===== Extracted data

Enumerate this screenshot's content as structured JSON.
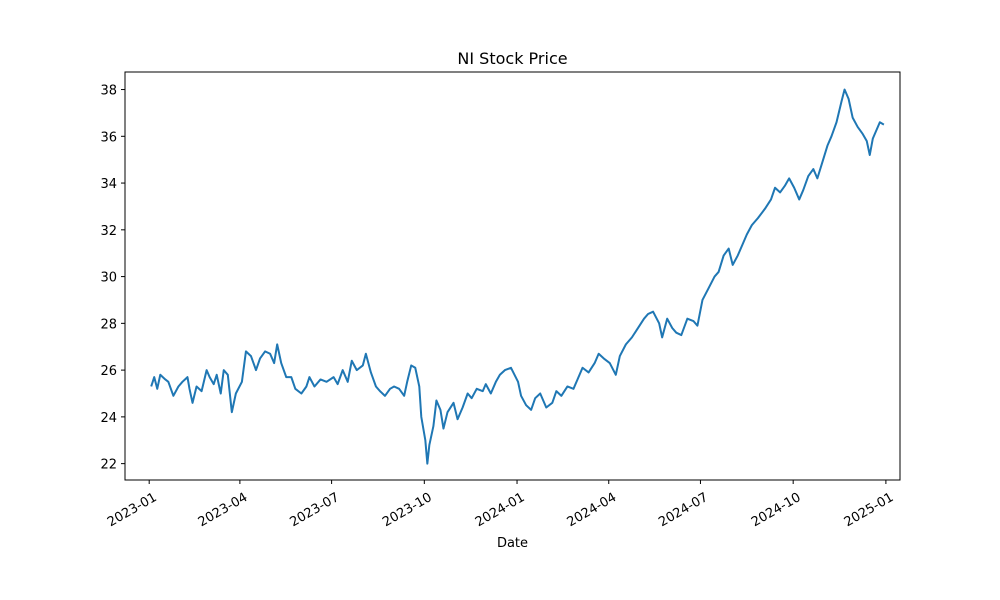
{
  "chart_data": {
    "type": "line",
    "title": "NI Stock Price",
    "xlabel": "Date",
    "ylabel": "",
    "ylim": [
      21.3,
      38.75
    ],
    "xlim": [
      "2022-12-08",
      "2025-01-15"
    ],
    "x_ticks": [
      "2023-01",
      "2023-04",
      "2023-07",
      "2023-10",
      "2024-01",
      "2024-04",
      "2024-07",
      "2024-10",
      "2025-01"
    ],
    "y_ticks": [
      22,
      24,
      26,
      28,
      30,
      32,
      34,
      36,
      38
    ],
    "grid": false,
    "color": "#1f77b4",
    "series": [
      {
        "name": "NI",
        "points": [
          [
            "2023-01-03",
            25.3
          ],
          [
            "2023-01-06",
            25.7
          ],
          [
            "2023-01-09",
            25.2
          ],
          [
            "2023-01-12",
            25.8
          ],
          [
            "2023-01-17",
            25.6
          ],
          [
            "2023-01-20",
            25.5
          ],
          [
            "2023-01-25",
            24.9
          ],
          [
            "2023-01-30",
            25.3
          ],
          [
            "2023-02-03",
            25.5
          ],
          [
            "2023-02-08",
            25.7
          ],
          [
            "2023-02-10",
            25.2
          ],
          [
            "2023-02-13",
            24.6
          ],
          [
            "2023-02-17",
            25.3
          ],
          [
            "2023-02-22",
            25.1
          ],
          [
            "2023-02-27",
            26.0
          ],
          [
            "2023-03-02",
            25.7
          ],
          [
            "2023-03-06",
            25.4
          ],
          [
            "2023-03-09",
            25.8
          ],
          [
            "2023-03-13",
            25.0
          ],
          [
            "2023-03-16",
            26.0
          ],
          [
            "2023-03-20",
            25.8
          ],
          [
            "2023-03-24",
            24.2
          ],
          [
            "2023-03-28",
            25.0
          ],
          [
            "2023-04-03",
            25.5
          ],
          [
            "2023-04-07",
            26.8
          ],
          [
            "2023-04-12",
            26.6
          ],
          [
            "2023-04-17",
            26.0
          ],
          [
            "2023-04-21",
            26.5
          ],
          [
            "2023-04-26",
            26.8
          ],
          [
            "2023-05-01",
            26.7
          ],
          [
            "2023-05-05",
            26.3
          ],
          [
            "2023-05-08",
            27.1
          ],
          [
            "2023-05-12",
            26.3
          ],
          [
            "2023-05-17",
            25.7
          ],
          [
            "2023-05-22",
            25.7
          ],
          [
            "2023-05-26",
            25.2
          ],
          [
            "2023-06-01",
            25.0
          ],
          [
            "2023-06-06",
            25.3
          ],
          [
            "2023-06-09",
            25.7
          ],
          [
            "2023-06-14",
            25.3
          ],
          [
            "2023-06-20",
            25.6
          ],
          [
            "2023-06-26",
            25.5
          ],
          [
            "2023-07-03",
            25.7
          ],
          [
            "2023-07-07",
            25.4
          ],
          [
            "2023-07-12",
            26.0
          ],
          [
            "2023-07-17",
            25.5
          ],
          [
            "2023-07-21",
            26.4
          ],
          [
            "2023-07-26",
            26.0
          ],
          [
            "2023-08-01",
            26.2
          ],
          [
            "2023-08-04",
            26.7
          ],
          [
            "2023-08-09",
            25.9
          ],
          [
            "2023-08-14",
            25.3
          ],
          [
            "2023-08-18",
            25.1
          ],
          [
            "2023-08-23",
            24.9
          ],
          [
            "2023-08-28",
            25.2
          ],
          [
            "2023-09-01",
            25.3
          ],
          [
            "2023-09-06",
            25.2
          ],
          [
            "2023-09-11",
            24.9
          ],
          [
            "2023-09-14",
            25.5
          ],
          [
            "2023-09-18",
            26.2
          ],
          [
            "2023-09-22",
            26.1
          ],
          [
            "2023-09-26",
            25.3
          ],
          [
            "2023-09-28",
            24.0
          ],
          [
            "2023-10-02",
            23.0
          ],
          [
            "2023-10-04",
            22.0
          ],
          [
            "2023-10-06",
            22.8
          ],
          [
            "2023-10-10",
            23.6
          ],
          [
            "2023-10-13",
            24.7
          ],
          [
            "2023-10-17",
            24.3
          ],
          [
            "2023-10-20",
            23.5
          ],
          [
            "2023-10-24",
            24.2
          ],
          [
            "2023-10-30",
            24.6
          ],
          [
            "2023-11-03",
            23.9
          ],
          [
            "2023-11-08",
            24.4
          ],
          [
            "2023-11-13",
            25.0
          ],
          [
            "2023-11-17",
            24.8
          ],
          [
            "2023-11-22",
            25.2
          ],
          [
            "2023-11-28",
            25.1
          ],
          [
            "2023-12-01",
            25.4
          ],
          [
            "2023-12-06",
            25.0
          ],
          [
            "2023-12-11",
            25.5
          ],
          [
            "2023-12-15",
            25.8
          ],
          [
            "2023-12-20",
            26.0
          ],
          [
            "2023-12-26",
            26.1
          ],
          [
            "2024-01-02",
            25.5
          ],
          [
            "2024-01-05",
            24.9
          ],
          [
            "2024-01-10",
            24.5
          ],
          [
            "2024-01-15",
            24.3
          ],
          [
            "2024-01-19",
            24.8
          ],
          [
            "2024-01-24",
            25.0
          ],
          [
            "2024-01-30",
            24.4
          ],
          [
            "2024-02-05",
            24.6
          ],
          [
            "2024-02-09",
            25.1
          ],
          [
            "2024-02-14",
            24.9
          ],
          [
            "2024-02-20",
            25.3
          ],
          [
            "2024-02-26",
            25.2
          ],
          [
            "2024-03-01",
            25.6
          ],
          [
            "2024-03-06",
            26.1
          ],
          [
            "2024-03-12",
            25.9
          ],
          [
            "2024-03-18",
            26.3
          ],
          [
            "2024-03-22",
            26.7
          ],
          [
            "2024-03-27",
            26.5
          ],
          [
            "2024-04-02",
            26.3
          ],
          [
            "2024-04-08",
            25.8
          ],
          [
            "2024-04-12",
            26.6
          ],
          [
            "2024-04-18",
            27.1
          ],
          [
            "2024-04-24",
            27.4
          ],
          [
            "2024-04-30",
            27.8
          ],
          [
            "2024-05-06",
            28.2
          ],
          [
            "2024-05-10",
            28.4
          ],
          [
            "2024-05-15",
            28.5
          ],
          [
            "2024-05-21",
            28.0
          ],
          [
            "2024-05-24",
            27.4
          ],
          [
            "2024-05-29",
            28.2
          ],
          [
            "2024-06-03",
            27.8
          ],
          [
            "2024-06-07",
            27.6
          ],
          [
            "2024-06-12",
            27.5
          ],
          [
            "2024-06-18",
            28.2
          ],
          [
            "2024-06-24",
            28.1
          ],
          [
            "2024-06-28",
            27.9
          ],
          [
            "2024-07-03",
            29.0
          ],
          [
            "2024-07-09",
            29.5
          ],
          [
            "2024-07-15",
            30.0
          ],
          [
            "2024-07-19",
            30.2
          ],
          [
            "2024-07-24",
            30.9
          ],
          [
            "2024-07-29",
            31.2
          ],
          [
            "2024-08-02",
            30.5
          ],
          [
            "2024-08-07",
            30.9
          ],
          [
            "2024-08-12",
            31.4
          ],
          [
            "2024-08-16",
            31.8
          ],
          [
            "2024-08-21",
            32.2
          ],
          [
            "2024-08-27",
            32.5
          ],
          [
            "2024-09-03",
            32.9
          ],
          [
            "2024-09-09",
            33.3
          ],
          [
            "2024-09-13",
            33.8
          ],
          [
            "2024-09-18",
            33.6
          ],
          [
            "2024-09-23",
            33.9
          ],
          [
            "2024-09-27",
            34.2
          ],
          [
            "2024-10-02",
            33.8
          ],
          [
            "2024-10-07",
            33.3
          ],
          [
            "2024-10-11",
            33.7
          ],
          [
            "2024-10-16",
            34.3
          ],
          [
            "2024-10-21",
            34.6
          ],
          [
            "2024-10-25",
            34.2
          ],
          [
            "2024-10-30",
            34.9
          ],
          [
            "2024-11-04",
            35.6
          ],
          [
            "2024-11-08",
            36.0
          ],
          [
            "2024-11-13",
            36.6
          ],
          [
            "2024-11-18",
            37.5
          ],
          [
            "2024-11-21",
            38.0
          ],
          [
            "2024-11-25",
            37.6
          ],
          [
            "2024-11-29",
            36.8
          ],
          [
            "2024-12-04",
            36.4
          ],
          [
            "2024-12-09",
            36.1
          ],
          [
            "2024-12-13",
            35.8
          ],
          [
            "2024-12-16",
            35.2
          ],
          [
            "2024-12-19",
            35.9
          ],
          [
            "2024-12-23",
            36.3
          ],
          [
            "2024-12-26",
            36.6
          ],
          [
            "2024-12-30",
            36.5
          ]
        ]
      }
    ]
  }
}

==========
===== Extracted data

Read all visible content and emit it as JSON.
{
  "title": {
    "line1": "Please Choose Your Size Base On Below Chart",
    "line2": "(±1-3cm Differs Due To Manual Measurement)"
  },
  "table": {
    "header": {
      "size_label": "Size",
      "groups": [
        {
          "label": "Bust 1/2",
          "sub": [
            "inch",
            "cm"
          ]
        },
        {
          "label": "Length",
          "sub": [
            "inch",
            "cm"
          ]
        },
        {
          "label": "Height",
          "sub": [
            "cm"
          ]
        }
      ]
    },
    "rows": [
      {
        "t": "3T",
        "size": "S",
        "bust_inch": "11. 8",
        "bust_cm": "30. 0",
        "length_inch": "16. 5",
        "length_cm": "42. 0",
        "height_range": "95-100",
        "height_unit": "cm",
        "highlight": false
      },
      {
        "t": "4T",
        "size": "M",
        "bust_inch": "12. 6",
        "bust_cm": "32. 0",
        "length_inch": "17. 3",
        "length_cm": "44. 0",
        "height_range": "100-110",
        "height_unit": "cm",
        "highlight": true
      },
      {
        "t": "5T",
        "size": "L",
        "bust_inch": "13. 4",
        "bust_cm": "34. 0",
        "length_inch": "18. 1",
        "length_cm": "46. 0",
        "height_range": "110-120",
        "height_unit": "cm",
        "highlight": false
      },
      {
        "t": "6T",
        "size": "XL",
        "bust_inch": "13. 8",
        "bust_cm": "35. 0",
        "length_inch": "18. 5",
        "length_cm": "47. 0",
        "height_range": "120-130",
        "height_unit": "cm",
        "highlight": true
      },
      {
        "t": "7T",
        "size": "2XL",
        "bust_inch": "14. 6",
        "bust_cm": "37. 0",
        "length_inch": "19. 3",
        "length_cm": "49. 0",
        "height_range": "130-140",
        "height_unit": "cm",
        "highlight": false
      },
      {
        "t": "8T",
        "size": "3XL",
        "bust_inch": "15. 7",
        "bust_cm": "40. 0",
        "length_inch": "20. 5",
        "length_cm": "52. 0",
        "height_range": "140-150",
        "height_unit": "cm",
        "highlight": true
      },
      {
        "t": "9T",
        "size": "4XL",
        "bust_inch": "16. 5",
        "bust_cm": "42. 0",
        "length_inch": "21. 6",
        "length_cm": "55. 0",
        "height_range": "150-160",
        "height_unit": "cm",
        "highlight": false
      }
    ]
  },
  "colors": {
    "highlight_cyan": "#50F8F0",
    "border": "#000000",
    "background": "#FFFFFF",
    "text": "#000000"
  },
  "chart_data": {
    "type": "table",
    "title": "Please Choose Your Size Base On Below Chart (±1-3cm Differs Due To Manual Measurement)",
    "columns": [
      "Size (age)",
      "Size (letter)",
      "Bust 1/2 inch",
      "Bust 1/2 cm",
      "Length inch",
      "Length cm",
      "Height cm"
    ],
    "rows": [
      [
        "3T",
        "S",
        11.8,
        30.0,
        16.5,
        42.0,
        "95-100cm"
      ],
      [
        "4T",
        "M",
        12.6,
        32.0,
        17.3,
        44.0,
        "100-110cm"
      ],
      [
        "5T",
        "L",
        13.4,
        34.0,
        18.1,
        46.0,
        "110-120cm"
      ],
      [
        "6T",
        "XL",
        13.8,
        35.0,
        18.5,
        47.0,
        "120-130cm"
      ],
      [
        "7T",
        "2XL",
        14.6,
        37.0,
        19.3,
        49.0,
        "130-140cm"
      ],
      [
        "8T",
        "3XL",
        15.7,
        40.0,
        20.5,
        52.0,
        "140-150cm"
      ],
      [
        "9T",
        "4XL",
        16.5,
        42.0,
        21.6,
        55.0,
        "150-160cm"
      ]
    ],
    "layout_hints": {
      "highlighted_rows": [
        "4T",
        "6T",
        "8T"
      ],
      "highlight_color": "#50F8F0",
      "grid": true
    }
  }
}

==========

→ **Exercise directions**
Pick out all lines from the data above in which the word "Please" appears.

→ **Exercise result**
    "line1": "Please Choose Your Size Base On Below Chart",
    "title": "Please Choose Your Size Base On Below Chart (±1-3cm Differs Due To Manual Measurement)",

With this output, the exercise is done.